▸ PASSAGE DONNÉ
::::::::::

Dans son rapport annuel présenté jeudi 13 avril
 [1], la Ligue des droits de l’homme (LDH) met en garde contre "la régression" des droits en France et des "dérives des politiques publiques". A un an de l’élection présidentielle, le rapport signale la "dérive sécuritaire" attribuée au ministre de l’intérieur, Nicolas Sarkozy, dont la LDH dit craindre les ambitions politiques pour 2007.

"Le changement de gouvernement intervenu en juin a aggravé les dérives sécuritaires et xénophobes qui tentent trop de dirigeants et de forces politiques dans ce pays", écrit le président de la Ligue, Jean-Pierre Dubois, soulignant que "des hauts responsables du gouvernement, comme Sarkozy" ont tenu "des propos que même Le Pen n’aurait pas prononcés". "Le retour au ministère de l’intérieur d’un candidat permanent à l’élection présidentielle (...) a accéléré l’application d’orientations inacceptables aussi bien sur le plan de la politique de l’immigration que dans la mise en scène de la gestion policière des quartiers populaires et des banlieues", poursuit-il [2].

"La société française sous la mainmise de la police"

La crise dans les banlieues en novembre 2005 est l’un des révélateurs majeurs de ces "dérives", selon la LDH. A la suite de ces violences urbaines, "des peines très lourdes" ont été infligées, alors que 60 % des prévenus n’avaient jamais été condamnés : "2 787 personnes interpellées, plus de 600 incarcérées", dénonce la LDH. Les sanctions ont concerné surtout des jeunes de 16 à 25 ans issus de l’immigration, souligne la Ligue [3].

::::::::::

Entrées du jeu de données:

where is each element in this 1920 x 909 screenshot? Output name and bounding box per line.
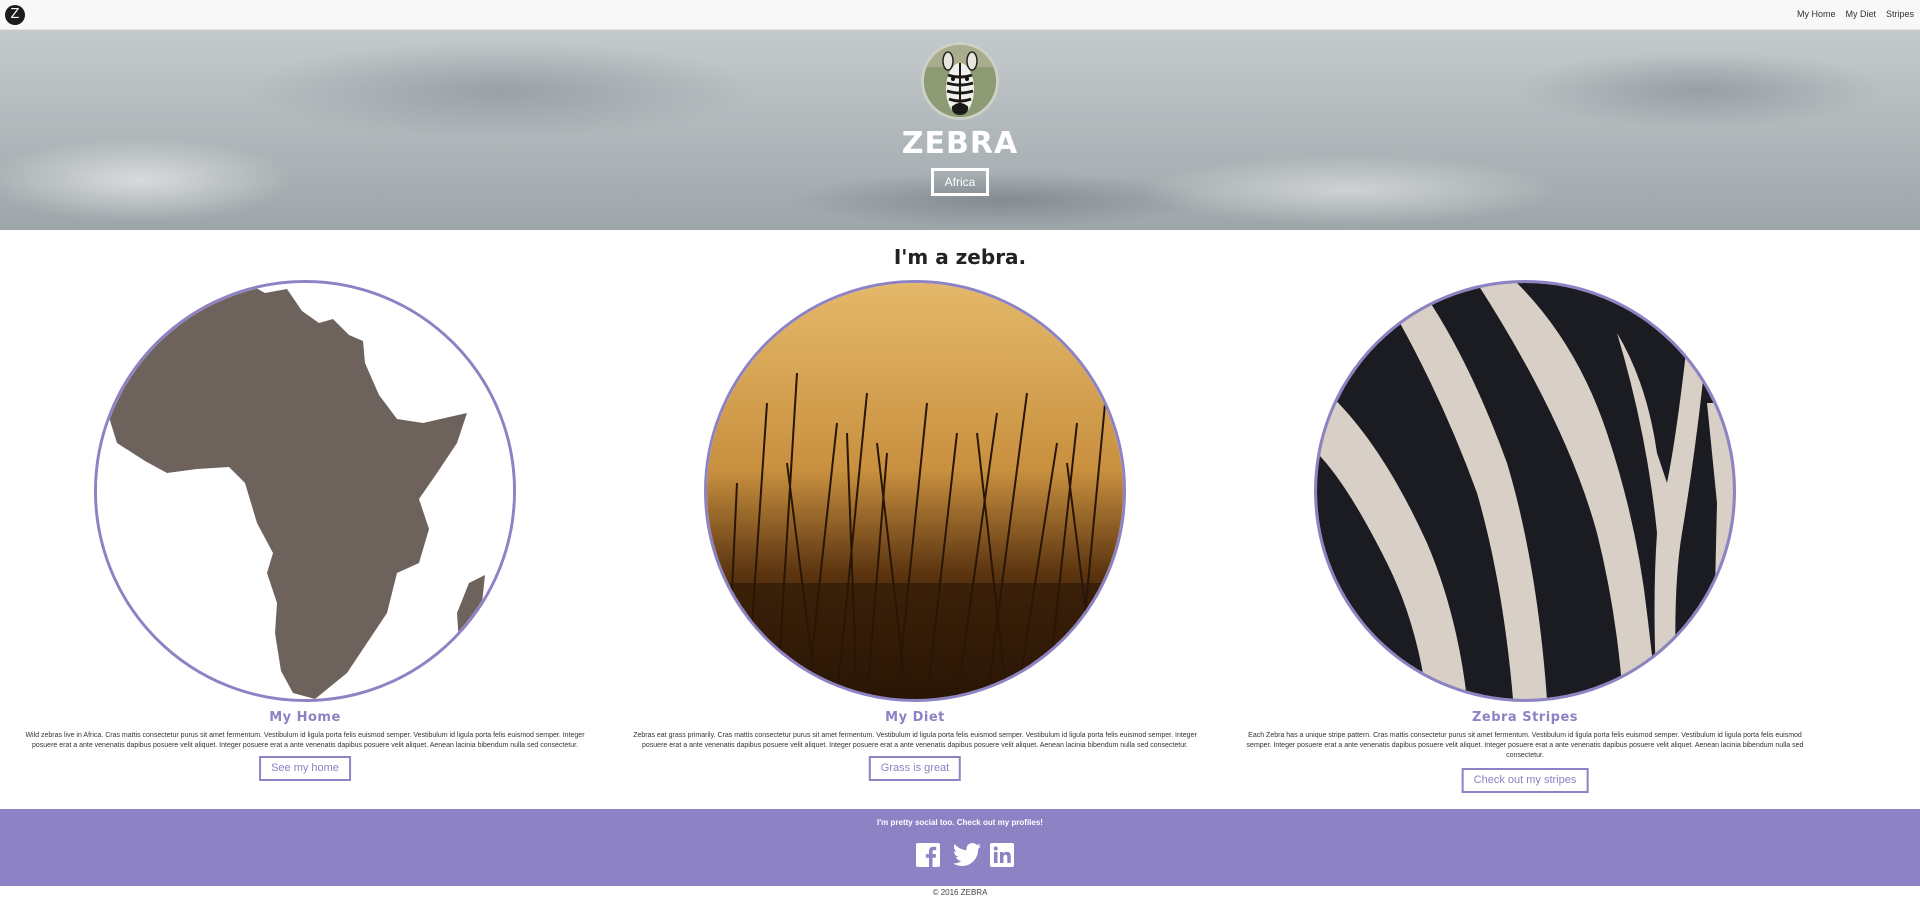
hero-banner: ZEBRA Africa: [0, 30, 1920, 230]
facebook-icon[interactable]: [916, 843, 940, 867]
hero-title: ZEBRA: [901, 126, 1019, 161]
grass-is-great-button[interactable]: Grass is great: [868, 756, 962, 781]
social-links: [916, 843, 1014, 867]
page-title: I'm a zebra.: [893, 245, 1027, 269]
linkedin-icon[interactable]: [990, 843, 1014, 867]
africa-map-image: [94, 280, 516, 702]
logo[interactable]: Z: [5, 5, 25, 25]
see-my-home-button[interactable]: See my home: [259, 756, 351, 781]
my-home-text: Wild zebras live in Africa. Cras mattis …: [25, 732, 585, 749]
grass-image: [704, 280, 1126, 702]
nav-link-my-diet[interactable]: My Diet: [1845, 9, 1876, 19]
nav-link-stripes[interactable]: Stripes: [1886, 9, 1914, 19]
twitter-icon[interactable]: [953, 843, 981, 867]
footer: I'm pretty social too. Check out my prof…: [0, 809, 1920, 886]
copyright: © 2016 ZEBRA: [932, 888, 988, 897]
check-out-my-stripes-button[interactable]: Check out my stripes: [1461, 768, 1589, 793]
footer-text: I'm pretty social too. Check out my prof…: [877, 818, 1043, 827]
zebra-stripes-title: Zebra Stripes: [1471, 710, 1579, 725]
top-navbar: Z My Home My Diet Stripes: [0, 0, 1920, 30]
my-home-title: My Home: [269, 710, 341, 725]
nav-links: My Home My Diet Stripes: [1797, 9, 1914, 19]
nav-link-my-home[interactable]: My Home: [1797, 9, 1836, 19]
my-diet-title: My Diet: [885, 710, 945, 725]
zebra-avatar: [921, 42, 999, 120]
my-diet-text: Zebras eat grass primarily. Cras mattis …: [633, 732, 1197, 749]
zebra-stripes-image: [1314, 280, 1736, 702]
zebra-stripes-text: Each Zebra has a unique stripe pattern. …: [1246, 732, 1804, 759]
africa-button[interactable]: Africa: [931, 168, 989, 196]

::::::::::

▸ À FAIRE
**1)** Dans le passage sur le rapport de la LDH, recopiez à l'identique la partie qui s'ouvre sur les mots contenant "La crise dans" et se referme sur "souligne la Ligue [3].".
**2)** D'après le passage sur le rapport de la LDH, qui est le président de la Ligue des droits de l'homme ?
Les entrées ci-dessus forment un contenu à part, indépendant du passage.

▸ RÉPONSES
**1)**
La crise dans les banlieues en novembre 2005 est l’un des révélateurs majeurs de ces "dérives", selon la LDH. A la suite de ces violences urbaines, "des peines très lourdes" ont été infligées, alors que 60 % des prévenus n’avaient jamais été condamnés : "2 787 personnes interpellées, plus de 600 incarcérées", dénonce la LDH. Les sanctions ont concerné surtout des jeunes de 16 à 25 ans issus de l’immigration, souligne la Ligue [3].

**2)** Jean-Pierre Dubois.